SOURCE EXCERPT:
—————

On 5/7/21 7:35 AM, Han Zhou wrote:
> Hi Ihar,
> 
> Thanks for the patch, and it's great to see the significant performance
> improvement!
> Please see my comments below.
> 
> On Thu, May 6, 2021 at 7:35 AM Ihar Hrachyshka <[email protected]> wrote:
>>
>> For allow-stateless ACLs, bypass connection tracking by avoiding
>> setting ct hints for matching traffic. Avoid sending all traffic to ct
>> when a stateful ACL is present.
>>
>> ===
>>
>> Reusing an existing 'allow' verb for stateless matching would have its
>> drawbacks, specifically, when it comes to backwards incompatibility of
>> the new behavior with existing environments. When using "allow" ACLs
>> in mixed allow/allow-related environment, we still commit "allow"

—————

Copy out the mailing-list excerpt on allow-stateless ACLs in full, word for word. The rows that come after the mailing-list excerpt play no part here.

(Element and coordinate records)
—————

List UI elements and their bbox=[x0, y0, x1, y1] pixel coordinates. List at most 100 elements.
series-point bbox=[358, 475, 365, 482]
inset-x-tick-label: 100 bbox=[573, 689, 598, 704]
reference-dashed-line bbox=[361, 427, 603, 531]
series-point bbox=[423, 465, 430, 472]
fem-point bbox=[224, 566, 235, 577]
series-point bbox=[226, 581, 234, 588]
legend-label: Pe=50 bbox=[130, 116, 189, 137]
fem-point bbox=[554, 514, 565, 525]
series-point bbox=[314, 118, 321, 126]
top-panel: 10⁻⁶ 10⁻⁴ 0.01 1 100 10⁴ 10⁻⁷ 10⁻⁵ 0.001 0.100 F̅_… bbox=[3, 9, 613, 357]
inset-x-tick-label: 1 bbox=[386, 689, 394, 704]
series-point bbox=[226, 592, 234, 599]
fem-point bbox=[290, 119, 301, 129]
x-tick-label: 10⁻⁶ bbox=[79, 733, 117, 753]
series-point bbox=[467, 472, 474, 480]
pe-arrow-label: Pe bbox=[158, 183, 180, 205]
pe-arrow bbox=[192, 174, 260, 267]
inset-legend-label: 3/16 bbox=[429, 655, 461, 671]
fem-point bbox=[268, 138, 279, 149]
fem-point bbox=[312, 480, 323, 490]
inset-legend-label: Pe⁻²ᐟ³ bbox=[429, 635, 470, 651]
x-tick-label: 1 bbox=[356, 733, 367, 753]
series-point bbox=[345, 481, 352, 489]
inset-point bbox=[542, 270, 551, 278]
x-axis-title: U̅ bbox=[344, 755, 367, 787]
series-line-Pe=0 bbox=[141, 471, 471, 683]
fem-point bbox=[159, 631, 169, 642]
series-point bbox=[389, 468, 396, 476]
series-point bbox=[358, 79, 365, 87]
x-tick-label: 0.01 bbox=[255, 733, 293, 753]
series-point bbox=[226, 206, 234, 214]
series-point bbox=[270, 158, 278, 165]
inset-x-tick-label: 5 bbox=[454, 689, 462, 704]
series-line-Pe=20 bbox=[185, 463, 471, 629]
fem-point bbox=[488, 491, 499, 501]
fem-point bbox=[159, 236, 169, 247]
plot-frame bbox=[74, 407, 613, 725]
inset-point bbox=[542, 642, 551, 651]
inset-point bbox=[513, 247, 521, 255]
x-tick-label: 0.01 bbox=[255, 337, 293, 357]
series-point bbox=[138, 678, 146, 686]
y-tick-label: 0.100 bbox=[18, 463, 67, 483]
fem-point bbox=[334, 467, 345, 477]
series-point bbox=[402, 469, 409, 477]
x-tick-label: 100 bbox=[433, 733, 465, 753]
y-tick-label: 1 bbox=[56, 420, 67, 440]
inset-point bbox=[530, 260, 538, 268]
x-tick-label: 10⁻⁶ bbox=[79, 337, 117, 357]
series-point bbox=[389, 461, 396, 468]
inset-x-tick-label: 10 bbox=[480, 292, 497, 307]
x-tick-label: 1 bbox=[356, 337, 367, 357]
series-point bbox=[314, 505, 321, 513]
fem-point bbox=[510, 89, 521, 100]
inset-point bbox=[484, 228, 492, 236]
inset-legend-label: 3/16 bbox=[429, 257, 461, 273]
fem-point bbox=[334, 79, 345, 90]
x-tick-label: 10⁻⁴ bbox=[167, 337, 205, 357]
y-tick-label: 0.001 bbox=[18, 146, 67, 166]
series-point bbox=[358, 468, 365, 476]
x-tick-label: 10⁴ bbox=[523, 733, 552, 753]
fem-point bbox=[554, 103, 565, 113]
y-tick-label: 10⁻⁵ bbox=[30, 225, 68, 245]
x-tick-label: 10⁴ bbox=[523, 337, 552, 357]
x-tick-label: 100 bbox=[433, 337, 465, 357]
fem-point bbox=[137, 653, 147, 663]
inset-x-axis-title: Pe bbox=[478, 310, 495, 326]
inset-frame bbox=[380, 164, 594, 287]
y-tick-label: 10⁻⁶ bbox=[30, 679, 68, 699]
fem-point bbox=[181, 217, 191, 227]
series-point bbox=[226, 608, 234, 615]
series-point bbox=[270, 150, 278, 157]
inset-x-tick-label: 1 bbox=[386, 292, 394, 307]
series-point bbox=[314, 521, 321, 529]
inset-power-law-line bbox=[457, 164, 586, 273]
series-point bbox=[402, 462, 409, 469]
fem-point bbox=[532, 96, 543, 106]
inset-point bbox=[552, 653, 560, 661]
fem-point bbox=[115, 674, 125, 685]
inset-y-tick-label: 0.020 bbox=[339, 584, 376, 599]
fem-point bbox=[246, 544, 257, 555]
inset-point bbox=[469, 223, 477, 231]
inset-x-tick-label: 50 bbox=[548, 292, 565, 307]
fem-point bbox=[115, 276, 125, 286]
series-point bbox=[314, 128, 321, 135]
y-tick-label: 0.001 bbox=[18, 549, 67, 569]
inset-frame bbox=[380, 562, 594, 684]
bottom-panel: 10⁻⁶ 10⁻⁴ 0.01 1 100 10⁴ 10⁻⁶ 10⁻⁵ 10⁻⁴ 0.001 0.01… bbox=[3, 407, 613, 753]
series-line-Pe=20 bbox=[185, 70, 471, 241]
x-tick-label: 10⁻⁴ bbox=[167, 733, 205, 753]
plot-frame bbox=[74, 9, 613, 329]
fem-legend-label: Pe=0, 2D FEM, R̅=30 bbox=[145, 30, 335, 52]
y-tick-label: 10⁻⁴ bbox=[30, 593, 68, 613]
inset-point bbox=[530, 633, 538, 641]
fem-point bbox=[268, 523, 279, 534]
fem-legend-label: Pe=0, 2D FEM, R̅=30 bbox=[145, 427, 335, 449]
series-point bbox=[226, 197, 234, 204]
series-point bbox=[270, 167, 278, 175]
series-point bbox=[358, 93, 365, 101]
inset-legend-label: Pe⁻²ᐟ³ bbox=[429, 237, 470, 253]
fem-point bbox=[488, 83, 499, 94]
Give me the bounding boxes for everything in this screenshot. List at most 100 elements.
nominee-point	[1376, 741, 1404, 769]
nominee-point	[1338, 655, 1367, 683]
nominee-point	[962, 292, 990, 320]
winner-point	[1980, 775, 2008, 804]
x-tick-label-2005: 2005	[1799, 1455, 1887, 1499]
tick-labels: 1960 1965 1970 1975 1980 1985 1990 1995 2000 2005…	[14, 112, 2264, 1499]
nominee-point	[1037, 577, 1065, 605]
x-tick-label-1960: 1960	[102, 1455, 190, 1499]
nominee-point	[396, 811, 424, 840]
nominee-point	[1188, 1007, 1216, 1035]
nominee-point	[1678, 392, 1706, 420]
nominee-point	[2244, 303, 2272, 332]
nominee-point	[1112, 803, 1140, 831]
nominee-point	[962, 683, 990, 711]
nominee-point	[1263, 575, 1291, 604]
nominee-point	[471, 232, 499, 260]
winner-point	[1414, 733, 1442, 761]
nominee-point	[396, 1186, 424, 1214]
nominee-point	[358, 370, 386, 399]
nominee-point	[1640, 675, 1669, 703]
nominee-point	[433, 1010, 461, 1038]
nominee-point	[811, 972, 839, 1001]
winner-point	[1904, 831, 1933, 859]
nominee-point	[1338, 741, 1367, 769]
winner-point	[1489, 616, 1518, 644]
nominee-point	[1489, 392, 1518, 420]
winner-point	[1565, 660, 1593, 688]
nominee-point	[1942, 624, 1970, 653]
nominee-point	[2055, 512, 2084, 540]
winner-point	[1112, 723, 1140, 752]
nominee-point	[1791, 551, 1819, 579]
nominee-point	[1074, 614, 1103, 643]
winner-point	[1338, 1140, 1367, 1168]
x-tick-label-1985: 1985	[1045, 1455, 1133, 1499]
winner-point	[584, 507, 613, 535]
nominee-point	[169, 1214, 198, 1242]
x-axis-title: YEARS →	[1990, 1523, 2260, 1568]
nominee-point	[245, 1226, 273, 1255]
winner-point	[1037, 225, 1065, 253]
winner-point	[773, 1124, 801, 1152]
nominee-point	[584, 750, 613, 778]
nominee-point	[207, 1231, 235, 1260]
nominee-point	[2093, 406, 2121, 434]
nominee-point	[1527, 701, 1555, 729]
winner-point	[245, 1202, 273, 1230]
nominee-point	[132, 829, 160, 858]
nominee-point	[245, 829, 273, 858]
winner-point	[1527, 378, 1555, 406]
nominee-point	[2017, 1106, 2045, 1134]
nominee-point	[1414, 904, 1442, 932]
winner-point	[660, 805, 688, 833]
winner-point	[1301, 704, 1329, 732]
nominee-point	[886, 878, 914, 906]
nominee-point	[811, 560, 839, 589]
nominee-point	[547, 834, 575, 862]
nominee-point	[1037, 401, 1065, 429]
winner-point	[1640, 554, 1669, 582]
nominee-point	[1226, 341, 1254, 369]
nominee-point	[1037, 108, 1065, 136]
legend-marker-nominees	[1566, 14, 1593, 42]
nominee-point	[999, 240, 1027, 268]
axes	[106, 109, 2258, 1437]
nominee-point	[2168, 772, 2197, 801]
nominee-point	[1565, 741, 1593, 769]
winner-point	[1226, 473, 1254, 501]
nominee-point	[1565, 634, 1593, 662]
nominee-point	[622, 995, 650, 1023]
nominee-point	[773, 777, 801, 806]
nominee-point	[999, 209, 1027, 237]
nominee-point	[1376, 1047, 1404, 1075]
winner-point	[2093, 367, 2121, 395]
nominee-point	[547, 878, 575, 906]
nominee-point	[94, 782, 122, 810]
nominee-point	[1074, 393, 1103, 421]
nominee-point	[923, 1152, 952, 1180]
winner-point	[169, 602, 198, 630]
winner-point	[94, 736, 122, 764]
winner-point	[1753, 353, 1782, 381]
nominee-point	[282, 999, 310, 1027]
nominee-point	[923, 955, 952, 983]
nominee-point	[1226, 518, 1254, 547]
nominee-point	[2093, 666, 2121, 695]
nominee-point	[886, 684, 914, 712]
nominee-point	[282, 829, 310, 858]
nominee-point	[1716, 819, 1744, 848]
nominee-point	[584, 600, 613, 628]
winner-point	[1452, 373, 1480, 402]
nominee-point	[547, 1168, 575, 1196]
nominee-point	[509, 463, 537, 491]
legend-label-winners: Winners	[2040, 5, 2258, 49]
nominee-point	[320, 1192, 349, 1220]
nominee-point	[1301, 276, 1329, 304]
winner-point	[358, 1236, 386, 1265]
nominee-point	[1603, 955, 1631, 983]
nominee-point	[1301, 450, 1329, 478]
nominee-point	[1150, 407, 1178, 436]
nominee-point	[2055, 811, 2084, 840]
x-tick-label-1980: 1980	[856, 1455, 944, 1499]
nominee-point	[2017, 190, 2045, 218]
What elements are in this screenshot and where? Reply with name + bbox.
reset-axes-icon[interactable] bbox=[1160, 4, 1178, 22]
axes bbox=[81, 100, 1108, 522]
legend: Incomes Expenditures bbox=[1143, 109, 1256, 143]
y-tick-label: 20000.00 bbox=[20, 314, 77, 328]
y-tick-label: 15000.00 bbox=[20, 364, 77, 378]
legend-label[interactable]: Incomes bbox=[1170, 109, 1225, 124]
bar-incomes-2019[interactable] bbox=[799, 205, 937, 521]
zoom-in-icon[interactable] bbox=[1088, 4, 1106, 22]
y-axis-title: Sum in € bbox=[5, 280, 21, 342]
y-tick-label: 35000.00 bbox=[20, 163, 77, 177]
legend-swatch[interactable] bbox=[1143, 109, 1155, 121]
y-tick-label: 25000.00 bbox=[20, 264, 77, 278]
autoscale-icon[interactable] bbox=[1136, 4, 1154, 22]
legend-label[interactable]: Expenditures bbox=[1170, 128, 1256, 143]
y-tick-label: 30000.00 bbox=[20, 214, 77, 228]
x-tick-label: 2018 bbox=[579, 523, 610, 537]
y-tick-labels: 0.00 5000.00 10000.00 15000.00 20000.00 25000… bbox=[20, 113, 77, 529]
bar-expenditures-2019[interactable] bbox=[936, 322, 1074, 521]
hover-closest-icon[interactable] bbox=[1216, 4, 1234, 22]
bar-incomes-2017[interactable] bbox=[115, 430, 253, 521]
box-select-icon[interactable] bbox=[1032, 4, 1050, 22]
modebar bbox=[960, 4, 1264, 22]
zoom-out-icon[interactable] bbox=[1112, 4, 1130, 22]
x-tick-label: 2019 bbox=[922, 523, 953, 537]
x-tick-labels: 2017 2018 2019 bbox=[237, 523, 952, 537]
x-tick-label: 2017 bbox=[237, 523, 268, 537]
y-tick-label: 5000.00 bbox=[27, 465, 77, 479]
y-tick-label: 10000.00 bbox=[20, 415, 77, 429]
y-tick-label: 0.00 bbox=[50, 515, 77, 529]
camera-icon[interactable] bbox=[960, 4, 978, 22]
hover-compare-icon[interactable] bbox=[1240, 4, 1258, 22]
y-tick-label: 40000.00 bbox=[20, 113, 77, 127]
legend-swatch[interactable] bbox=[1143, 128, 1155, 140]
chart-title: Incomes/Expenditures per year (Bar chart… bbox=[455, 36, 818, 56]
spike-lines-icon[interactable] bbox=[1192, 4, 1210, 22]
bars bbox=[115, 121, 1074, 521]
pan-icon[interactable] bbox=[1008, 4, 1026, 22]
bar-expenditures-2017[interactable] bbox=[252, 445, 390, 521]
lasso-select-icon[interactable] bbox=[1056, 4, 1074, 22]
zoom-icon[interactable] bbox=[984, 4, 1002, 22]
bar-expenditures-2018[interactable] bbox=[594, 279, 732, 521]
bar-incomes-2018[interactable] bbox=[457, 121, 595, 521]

—————

TASK OUTPUT:
On 5/7/21 7:35 AM, Han Zhou wrote:
> Hi Ihar,
> 
> Thanks for the patch, and it's great to see the significant performance
> improvement!
> Please see my comments below.
> 
> On Thu, May 6, 2021 at 7:35 AM Ihar Hrachyshka <[email protected]> wrote:
>>
>> For allow-stateless ACLs, bypass connection tracking by avoiding
>> setting ct hints for matching traffic. Avoid sending all traffic to ct
>> when a stateful ACL is present.
>>
>> ===
>>
>> Reusing an existing 'allow' verb for stateless matching would have its
>> drawbacks, specifically, when it comes to backwards incompatibility of
>> the new behavior with existing environments. When using "allow" ACLs
>> in mixed allow/allow-related environment, we still commit "allow"